─── Provided data
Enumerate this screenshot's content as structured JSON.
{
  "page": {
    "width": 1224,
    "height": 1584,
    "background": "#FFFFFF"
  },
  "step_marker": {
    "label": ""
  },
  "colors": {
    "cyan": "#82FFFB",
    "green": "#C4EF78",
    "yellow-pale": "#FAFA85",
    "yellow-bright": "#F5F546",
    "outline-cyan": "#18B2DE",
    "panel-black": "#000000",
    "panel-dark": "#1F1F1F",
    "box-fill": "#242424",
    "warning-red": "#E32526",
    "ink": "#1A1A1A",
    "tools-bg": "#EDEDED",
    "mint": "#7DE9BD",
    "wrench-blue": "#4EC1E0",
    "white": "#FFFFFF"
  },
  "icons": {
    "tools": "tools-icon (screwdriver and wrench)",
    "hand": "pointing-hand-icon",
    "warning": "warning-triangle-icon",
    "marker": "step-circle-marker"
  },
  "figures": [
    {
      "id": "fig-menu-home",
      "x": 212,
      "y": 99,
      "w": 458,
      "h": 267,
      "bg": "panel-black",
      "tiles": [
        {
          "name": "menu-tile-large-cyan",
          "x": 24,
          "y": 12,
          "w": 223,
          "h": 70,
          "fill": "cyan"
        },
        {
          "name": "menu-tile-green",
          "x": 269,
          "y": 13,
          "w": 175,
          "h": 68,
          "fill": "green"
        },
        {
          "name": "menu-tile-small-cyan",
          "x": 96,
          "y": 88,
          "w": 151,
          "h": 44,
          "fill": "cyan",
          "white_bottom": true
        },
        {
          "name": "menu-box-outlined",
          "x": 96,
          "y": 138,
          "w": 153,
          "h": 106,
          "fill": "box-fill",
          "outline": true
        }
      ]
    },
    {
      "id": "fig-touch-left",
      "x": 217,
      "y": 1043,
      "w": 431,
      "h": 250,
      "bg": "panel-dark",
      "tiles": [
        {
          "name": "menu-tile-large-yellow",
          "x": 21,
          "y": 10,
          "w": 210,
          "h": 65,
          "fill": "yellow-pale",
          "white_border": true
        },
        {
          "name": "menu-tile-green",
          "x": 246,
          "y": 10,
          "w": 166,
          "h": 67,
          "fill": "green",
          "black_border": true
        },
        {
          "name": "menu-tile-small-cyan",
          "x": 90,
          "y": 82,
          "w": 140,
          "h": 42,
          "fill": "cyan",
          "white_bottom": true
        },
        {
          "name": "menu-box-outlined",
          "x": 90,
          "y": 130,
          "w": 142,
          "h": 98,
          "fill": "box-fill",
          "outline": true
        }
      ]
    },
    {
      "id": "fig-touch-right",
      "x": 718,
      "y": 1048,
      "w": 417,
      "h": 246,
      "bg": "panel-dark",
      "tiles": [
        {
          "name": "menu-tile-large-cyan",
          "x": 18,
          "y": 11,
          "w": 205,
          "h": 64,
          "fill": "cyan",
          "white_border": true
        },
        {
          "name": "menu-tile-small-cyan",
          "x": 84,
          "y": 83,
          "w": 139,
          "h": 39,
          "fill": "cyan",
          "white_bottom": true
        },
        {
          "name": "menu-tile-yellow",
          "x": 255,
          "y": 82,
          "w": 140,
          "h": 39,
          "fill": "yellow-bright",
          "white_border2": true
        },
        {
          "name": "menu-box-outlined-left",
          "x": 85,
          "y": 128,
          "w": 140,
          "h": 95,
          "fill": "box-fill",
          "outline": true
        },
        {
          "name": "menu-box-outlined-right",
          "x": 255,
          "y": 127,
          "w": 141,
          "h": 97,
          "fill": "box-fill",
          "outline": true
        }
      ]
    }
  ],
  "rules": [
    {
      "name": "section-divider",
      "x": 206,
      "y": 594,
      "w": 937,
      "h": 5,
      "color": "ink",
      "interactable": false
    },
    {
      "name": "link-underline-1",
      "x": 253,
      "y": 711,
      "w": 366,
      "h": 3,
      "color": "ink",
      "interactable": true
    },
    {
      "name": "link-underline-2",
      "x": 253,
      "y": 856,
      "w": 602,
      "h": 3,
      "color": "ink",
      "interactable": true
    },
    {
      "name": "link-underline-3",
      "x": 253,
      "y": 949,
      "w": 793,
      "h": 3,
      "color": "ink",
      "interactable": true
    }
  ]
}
──────
Look through the entries above and count each line holding "tools"; report the count alone.

2